● About this task
The answer should consist of all the entries, repeated word for word.

*** Opening of Task inputs ***

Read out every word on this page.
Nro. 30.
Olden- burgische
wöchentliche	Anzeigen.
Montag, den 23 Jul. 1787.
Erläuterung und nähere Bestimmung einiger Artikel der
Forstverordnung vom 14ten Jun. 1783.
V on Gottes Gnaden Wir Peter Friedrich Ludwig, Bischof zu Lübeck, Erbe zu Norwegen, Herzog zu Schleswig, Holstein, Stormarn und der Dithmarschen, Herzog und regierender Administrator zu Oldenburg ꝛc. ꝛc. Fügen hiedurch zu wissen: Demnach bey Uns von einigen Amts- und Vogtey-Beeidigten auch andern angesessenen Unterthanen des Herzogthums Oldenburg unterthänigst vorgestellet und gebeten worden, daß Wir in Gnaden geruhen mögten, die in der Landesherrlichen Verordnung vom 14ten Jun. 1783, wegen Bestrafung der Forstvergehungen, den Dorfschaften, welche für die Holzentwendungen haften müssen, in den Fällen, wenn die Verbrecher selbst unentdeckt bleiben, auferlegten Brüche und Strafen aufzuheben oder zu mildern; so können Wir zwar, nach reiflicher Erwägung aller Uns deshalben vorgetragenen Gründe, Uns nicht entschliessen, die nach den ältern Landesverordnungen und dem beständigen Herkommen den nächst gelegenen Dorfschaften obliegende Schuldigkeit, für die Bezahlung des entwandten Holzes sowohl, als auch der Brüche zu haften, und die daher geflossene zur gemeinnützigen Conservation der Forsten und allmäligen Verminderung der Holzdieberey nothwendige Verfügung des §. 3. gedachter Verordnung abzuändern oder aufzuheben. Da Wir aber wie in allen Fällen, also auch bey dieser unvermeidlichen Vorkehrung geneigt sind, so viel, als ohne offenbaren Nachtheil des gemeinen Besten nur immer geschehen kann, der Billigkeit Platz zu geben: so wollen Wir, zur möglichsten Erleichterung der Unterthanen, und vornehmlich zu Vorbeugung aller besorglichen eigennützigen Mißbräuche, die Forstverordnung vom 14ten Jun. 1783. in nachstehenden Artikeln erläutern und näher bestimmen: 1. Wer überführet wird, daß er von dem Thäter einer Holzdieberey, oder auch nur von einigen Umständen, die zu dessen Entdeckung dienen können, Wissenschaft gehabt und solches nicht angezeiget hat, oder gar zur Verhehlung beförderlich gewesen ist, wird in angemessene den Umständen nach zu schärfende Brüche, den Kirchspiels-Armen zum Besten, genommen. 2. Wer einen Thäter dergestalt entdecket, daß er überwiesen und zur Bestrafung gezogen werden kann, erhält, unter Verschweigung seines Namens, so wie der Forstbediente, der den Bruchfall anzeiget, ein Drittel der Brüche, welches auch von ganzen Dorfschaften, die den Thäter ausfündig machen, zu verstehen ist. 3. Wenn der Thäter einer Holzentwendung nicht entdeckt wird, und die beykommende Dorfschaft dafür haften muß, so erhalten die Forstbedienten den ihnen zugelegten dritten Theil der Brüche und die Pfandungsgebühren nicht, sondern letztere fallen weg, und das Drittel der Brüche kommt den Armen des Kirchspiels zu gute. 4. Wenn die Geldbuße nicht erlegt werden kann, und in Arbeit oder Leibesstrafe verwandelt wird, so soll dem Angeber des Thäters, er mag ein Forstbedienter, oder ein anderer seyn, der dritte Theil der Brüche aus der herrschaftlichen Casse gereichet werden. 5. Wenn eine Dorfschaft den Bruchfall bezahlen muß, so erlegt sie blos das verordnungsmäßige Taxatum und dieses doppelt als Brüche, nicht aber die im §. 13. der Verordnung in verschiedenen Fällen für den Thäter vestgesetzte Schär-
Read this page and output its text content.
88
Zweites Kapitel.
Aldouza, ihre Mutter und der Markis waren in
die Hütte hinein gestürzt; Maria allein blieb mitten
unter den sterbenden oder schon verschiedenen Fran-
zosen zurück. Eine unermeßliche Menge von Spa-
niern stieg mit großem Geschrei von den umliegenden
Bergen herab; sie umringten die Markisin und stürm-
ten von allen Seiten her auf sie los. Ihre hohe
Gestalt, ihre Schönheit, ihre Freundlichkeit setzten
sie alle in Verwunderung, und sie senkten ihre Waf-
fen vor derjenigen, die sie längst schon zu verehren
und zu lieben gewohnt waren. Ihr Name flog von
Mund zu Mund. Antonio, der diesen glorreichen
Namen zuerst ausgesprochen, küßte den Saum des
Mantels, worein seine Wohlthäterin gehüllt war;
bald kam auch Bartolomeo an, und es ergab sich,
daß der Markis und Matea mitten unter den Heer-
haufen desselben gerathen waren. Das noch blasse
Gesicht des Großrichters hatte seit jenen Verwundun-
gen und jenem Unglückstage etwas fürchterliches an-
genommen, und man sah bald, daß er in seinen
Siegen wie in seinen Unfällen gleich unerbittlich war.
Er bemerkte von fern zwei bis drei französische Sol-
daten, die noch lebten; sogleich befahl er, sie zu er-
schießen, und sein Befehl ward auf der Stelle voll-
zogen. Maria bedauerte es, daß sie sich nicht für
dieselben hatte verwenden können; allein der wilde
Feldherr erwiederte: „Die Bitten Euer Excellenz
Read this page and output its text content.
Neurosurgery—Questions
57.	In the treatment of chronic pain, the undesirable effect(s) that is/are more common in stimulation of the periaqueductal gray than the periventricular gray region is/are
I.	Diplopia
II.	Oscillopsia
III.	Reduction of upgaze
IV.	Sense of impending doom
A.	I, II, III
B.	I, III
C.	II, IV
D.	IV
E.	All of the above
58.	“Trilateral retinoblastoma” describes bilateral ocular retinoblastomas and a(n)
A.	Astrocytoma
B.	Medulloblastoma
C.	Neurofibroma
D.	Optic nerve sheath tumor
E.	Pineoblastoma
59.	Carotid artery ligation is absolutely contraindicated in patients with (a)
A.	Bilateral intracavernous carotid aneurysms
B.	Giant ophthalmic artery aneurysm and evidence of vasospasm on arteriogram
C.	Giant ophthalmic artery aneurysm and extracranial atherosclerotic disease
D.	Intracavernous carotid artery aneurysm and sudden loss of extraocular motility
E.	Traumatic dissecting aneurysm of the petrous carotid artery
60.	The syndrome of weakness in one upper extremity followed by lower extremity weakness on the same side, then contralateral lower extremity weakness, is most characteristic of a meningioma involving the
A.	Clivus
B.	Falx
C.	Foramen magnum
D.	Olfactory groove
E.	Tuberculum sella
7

*** Close of Task inputs ***

● Output of the exercise
Read out every word on this page.
Nro. 30.
Olden- burgische
wöchentliche	Anzeigen.
Montag, den 23 Jul. 1787.
Erläuterung und nähere Bestimmung einiger Artikel der
Forstverordnung vom 14ten Jun. 1783.
V on Gottes Gnaden Wir Peter Friedrich Ludwig, Bischof zu Lübeck, Erbe zu Norwegen, Herzog zu Schleswig, Holstein, Stormarn und der Dithmarschen, Herzog und regierender Administrator zu Oldenburg ꝛc. ꝛc. Fügen hiedurch zu wissen: Demnach bey Uns von einigen Amts- und Vogtey-Beeidigten auch andern angesessenen Unterthanen des Herzogthums Oldenburg unterthänigst vorgestellet und gebeten worden, daß Wir in Gnaden geruhen mögten, die in der Landesherrlichen Verordnung vom 14ten Jun. 1783, wegen Bestrafung der Forstvergehungen, den Dorfschaften, welche für die Holzentwendungen haften müssen, in den Fällen, wenn die Verbrecher selbst unentdeckt bleiben, auferlegten Brüche und Strafen aufzuheben oder zu mildern; so können Wir zwar, nach reiflicher Erwägung aller Uns deshalben vorgetragenen Gründe, Uns nicht entschliessen, die nach den ältern Landesverordnungen und dem beständigen Herkommen den nächst gelegenen Dorfschaften obliegende Schuldigkeit, für die Bezahlung des entwandten Holzes sowohl, als auch der Brüche zu haften, und die daher geflossene zur gemeinnützigen Conservation der Forsten und allmäligen Verminderung der Holzdieberey nothwendige Verfügung des §. 3. gedachter Verordnung abzuändern oder aufzuheben. Da Wir aber wie in allen Fällen, also auch bey dieser unvermeidlichen Vorkehrung geneigt sind, so viel, als ohne offenbaren Nachtheil des gemeinen Besten nur immer geschehen kann, der Billigkeit Platz zu geben: so wollen Wir, zur möglichsten Erleichterung der Unterthanen, und vornehmlich zu Vorbeugung aller besorglichen eigennützigen Mißbräuche, die Forstverordnung vom 14ten Jun. 1783. in nachstehenden Artikeln erläutern und näher bestimmen: 1. Wer überführet wird, daß er von dem Thäter einer Holzdieberey, oder auch nur von einigen Umständen, die zu dessen Entdeckung dienen können, Wissenschaft gehabt und solches nicht angezeiget hat, oder gar zur Verhehlung beförderlich gewesen ist, wird in angemessene den Umständen nach zu schärfende Brüche, den Kirchspiels-Armen zum Besten, genommen. 2. Wer einen Thäter dergestalt entdecket, daß er überwiesen und zur Bestrafung gezogen werden kann, erhält, unter Verschweigung seines Namens, so wie der Forstbediente, der den Bruchfall anzeiget, ein Drittel der Brüche, welches auch von ganzen Dorfschaften, die den Thäter ausfündig machen, zu verstehen ist. 3. Wenn der Thäter einer Holzentwendung nicht entdeckt wird, und die beykommende Dorfschaft dafür haften muß, so erhalten die Forstbedienten den ihnen zugelegten dritten Theil der Brüche und die Pfandungsgebühren nicht, sondern letztere fallen weg, und das Drittel der Brüche kommt den Armen des Kirchspiels zu gute. 4. Wenn die Geldbuße nicht erlegt werden kann, und in Arbeit oder Leibesstrafe verwandelt wird, so soll dem Angeber des Thäters, er mag ein Forstbedienter, oder ein anderer seyn, der dritte Theil der Brüche aus der herrschaftlichen Casse gereichet werden. 5. Wenn eine Dorfschaft den Bruchfall bezahlen muß, so erlegt sie blos das verordnungsmäßige Taxatum und dieses doppelt als Brüche, nicht aber die im §. 13. der Verordnung in verschiedenen Fällen für den Thäter vestgesetzte Schär-
Read this page and output its text content.
88
Zweites Kapitel.
Aldouza, ihre Mutter und der Markis waren in
die Hütte hinein gestürzt; Maria allein blieb mitten
unter den sterbenden oder schon verschiedenen Fran-
zosen zurück. Eine unermeßliche Menge von Spa-
niern stieg mit großem Geschrei von den umliegenden
Bergen herab; sie umringten die Markisin und stürm-
ten von allen Seiten her auf sie los. Ihre hohe
Gestalt, ihre Schönheit, ihre Freundlichkeit setzten
sie alle in Verwunderung, und sie senkten ihre Waf-
fen vor derjenigen, die sie längst schon zu verehren
und zu lieben gewohnt waren. Ihr Name flog von
Mund zu Mund. Antonio, der diesen glorreichen
Namen zuerst ausgesprochen, küßte den Saum des
Mantels, worein seine Wohlthäterin gehüllt war;
bald kam auch Bartolomeo an, und es ergab sich,
daß der Markis und Matea mitten unter den Heer-
haufen desselben gerathen waren. Das noch blasse
Gesicht des Großrichters hatte seit jenen Verwundun-
gen und jenem Unglückstage etwas fürchterliches an-
genommen, und man sah bald, daß er in seinen
Siegen wie in seinen Unfällen gleich unerbittlich war.
Er bemerkte von fern zwei bis drei französische Sol-
daten, die noch lebten; sogleich befahl er, sie zu er-
schießen, und sein Befehl ward auf der Stelle voll-
zogen. Maria bedauerte es, daß sie sich nicht für
dieselben hatte verwenden können; allein der wilde
Feldherr erwiederte: „Die Bitten Euer Excellenz
Read this page and output its text content.
Neurosurgery—Questions
57.	In the treatment of chronic pain, the undesirable effect(s) that is/are more common in stimulation of the periaqueductal gray than the periventricular gray region is/are
I.	Diplopia
II.	Oscillopsia
III.	Reduction of upgaze
IV.	Sense of impending doom
A.	I, II, III
B.	I, III
C.	II, IV
D.	IV
E.	All of the above
58.	“Trilateral retinoblastoma” describes bilateral ocular retinoblastomas and a(n)
A.	Astrocytoma
B.	Medulloblastoma
C.	Neurofibroma
D.	Optic nerve sheath tumor
E.	Pineoblastoma
59.	Carotid artery ligation is absolutely contraindicated in patients with (a)
A.	Bilateral intracavernous carotid aneurysms
B.	Giant ophthalmic artery aneurysm and evidence of vasospasm on arteriogram
C.	Giant ophthalmic artery aneurysm and extracranial atherosclerotic disease
D.	Intracavernous carotid artery aneurysm and sudden loss of extraocular motility
E.	Traumatic dissecting aneurysm of the petrous carotid artery
60.	The syndrome of weakness in one upper extremity followed by lower extremity weakness on the same side, then contralateral lower extremity weakness, is most characteristic of a meningioma involving the
A.	Clivus
B.	Falx
C.	Foramen magnum
D.	Olfactory groove
E.	Tuberculum sella
7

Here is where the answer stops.